- [PROBLEM REQUIREMENTS]: From the line that holds "What text is on this page?" to the last line of the data, copy everything exactly; leave out all the rest.

- [EXTRACTED DATA]:
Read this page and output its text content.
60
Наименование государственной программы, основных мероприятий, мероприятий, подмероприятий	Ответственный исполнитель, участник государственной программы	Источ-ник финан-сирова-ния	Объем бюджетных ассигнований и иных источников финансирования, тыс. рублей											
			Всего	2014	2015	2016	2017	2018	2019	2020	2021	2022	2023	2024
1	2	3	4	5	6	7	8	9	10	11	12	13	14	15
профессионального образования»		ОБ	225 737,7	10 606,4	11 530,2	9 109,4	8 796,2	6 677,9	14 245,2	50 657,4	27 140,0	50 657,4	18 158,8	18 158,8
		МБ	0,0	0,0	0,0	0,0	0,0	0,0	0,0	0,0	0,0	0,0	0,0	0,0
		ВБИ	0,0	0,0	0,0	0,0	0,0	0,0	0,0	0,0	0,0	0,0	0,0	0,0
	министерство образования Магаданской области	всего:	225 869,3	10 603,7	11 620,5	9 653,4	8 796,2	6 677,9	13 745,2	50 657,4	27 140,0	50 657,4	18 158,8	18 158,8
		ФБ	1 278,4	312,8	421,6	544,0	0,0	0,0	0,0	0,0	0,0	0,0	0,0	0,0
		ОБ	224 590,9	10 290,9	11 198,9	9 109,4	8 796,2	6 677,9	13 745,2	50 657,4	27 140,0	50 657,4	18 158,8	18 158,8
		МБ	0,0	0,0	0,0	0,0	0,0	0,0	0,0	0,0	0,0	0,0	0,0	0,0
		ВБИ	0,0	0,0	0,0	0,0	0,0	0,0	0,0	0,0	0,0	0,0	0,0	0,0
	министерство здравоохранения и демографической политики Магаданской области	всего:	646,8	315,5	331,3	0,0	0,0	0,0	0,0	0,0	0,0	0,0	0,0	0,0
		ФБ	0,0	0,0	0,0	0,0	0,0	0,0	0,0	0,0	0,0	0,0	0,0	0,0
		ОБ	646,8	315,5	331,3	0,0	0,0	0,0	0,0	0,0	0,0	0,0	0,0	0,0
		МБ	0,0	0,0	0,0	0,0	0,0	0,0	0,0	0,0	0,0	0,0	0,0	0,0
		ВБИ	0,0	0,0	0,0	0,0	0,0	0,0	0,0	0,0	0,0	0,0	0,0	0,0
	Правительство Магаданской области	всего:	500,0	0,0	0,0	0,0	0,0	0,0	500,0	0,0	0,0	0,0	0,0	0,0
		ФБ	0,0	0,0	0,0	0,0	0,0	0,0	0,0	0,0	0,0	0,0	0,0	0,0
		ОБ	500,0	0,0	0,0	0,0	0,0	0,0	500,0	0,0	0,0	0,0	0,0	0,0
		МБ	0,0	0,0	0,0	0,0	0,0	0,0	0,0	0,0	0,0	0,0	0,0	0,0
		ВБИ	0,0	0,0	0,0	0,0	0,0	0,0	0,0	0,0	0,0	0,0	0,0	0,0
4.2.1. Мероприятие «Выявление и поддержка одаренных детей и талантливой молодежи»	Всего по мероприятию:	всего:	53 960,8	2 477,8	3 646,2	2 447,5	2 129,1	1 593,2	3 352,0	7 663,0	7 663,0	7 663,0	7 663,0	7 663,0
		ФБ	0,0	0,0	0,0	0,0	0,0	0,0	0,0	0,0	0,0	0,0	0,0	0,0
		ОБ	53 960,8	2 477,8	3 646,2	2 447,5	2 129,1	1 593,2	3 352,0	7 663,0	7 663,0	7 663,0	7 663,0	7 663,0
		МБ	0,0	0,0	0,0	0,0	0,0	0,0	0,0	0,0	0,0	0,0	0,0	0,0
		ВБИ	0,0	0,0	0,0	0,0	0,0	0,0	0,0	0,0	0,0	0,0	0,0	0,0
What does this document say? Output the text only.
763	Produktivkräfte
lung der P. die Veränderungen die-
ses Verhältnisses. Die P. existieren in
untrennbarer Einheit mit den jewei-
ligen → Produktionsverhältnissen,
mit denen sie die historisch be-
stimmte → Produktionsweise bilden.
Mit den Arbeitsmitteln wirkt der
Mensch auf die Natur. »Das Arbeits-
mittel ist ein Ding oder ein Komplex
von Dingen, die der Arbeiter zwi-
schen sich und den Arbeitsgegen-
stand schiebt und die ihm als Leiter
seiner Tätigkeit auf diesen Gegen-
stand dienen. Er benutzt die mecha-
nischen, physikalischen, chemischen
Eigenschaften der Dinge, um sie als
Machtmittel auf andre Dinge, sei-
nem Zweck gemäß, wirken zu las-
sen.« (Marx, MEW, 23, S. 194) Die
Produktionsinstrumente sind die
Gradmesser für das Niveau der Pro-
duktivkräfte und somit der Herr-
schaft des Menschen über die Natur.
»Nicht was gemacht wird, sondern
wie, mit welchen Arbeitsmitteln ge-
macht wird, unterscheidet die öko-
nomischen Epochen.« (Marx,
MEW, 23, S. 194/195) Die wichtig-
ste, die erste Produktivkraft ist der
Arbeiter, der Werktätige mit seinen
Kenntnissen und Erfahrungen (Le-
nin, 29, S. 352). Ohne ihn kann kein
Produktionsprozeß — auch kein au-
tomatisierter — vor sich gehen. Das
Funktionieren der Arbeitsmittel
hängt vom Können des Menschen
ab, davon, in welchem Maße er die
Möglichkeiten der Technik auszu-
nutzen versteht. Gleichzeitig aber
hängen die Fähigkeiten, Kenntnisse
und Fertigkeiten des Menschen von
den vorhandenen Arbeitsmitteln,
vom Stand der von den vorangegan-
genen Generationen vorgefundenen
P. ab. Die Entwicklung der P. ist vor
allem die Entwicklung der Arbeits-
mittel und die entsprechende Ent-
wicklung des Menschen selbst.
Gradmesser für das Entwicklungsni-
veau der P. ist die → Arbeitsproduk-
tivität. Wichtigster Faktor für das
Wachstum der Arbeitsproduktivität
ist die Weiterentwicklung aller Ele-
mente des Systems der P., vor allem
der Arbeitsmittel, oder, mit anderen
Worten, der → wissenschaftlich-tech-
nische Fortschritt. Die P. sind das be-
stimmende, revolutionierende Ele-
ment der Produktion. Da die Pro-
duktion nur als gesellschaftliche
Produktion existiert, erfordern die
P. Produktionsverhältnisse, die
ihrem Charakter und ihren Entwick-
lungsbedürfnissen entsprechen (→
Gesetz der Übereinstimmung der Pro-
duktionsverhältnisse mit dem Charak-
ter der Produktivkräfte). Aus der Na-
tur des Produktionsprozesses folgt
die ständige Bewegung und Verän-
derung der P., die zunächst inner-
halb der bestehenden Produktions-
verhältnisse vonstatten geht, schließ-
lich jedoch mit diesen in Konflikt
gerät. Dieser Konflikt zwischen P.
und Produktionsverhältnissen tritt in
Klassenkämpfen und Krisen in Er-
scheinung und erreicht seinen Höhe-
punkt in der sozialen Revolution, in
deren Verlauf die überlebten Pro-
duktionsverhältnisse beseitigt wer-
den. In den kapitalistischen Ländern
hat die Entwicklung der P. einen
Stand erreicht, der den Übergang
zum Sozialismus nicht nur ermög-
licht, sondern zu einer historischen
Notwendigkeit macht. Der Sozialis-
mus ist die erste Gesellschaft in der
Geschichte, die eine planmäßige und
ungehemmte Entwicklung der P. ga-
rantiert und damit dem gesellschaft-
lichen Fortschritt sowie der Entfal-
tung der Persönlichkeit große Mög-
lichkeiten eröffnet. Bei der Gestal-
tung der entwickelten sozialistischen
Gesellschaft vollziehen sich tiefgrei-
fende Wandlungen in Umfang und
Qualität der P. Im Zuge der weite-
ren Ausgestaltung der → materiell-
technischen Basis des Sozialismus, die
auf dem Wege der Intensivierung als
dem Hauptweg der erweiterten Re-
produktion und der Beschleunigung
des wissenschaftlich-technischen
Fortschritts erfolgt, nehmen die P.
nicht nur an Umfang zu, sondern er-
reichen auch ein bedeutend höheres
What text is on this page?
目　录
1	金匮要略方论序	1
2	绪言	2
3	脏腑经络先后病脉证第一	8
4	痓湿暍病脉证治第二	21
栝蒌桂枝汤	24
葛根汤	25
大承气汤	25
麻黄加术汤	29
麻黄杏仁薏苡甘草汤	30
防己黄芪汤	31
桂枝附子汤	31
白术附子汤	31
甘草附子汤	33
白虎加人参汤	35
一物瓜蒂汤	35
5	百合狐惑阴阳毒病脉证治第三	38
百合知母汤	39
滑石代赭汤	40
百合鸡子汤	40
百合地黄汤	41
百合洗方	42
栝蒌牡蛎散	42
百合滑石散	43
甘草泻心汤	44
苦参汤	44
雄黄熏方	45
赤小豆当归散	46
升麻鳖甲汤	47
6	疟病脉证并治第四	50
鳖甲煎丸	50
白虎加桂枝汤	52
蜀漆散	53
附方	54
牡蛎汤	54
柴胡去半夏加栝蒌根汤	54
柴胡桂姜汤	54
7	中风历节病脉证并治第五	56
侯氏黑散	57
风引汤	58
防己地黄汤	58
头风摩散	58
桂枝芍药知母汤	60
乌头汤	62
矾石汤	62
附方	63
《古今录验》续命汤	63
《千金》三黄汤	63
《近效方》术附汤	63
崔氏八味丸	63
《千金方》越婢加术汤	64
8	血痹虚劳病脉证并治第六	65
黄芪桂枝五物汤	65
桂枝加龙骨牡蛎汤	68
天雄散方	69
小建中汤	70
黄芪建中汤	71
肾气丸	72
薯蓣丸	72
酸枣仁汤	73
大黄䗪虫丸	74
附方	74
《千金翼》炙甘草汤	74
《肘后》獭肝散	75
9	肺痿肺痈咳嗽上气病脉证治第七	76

- [WRITTEN ANSWER]:
What text is on this page?
目　录
1	金匮要略方论序	1
2	绪言	2
3	脏腑经络先后病脉证第一	8
4	痓湿暍病脉证治第二	21
栝蒌桂枝汤	24
葛根汤	25
大承气汤	25
麻黄加术汤	29
麻黄杏仁薏苡甘草汤	30
防己黄芪汤	31
桂枝附子汤	31
白术附子汤	31
甘草附子汤	33
白虎加人参汤	35
一物瓜蒂汤	35
5	百合狐惑阴阳毒病脉证治第三	38
百合知母汤	39
滑石代赭汤	40
百合鸡子汤	40
百合地黄汤	41
百合洗方	42
栝蒌牡蛎散	42
百合滑石散	43
甘草泻心汤	44
苦参汤	44
雄黄熏方	45
赤小豆当归散	46
升麻鳖甲汤	47
6	疟病脉证并治第四	50
鳖甲煎丸	50
白虎加桂枝汤	52
蜀漆散	53
附方	54
牡蛎汤	54
柴胡去半夏加栝蒌根汤	54
柴胡桂姜汤	54
7	中风历节病脉证并治第五	56
侯氏黑散	57
风引汤	58
防己地黄汤	58
头风摩散	58
桂枝芍药知母汤	60
乌头汤	62
矾石汤	62
附方	63
《古今录验》续命汤	63
《千金》三黄汤	63
《近效方》术附汤	63
崔氏八味丸	63
《千金方》越婢加术汤	64
8	血痹虚劳病脉证并治第六	65
黄芪桂枝五物汤	65
桂枝加龙骨牡蛎汤	68
天雄散方	69
小建中汤	70
黄芪建中汤	71
肾气丸	72
薯蓣丸	72
酸枣仁汤	73
大黄䗪虫丸	74
附方	74
《千金翼》炙甘草汤	74
《肘后》獭肝散	75
9	肺痿肺痈咳嗽上气病脉证治第七	76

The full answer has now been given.